- Provided information:
═══
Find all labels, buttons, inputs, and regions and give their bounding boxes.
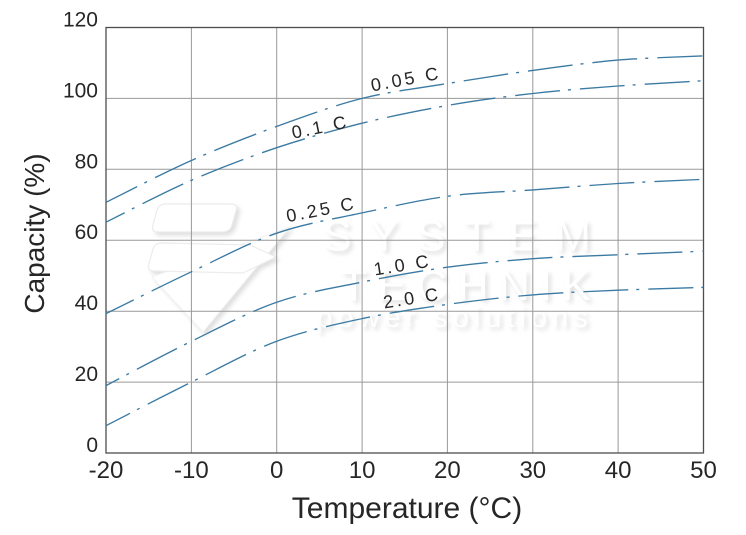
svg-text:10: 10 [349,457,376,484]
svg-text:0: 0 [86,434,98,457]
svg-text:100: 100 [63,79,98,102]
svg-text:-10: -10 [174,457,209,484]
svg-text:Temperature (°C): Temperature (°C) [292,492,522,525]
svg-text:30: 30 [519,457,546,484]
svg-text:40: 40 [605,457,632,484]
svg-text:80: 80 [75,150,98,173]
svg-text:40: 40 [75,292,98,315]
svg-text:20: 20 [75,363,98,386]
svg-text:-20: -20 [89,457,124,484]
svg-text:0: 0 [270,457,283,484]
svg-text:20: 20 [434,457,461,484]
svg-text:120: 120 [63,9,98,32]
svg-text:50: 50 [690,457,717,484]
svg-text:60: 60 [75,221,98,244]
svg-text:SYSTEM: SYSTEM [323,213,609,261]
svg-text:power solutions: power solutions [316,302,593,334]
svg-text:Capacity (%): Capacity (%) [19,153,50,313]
═══
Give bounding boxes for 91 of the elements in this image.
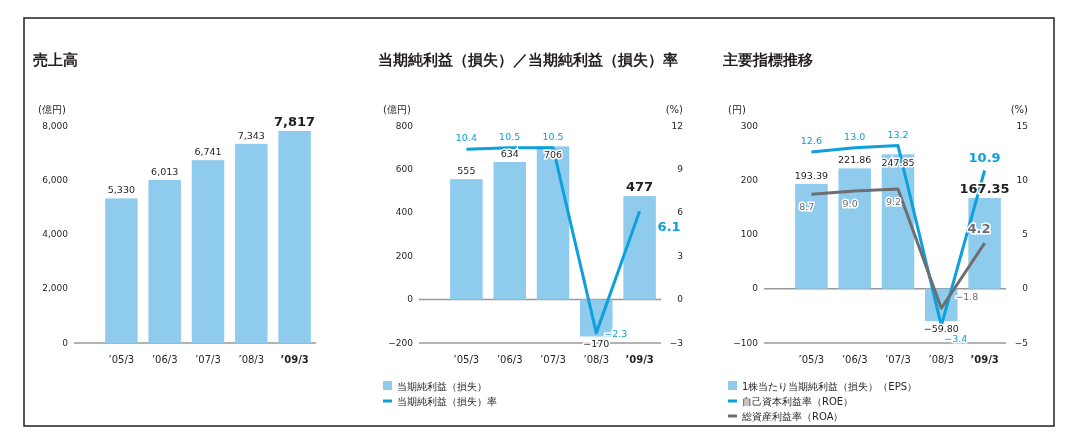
═══
- Request:
Reproduce the records between the line containing "Find all labels, buttons, inputs, and" and the line containing "svg-text:Capacity (%): Capacity", inclusive, changing "power solutions" to "energy solutions" and keeping all other text unchanged. Omit the pictures from your answer.

- Correct response:
Find all labels, buttons, inputs, and regions and give their bounding boxes.
svg-text:10: 10 [349,457,376,484]
svg-text:0: 0 [86,434,98,457]
svg-text:100: 100 [63,79,98,102]
svg-text:-10: -10 [174,457,209,484]
svg-text:Temperature (°C): Temperature (°C) [292,492,522,525]
svg-text:30: 30 [519,457,546,484]
svg-text:40: 40 [605,457,632,484]
svg-text:80: 80 [75,150,98,173]
svg-text:40: 40 [75,292,98,315]
svg-text:20: 20 [75,363,98,386]
svg-text:-20: -20 [89,457,124,484]
svg-text:0: 0 [270,457,283,484]
svg-text:20: 20 [434,457,461,484]
svg-text:120: 120 [63,9,98,32]
svg-text:50: 50 [690,457,717,484]
svg-text:60: 60 [75,221,98,244]
svg-text:SYSTEM: SYSTEM [323,213,609,261]
svg-text:energy solutions: energy solutions [316,302,593,334]
svg-text:Capacity (%): Capacity (%) [19,153,50,313]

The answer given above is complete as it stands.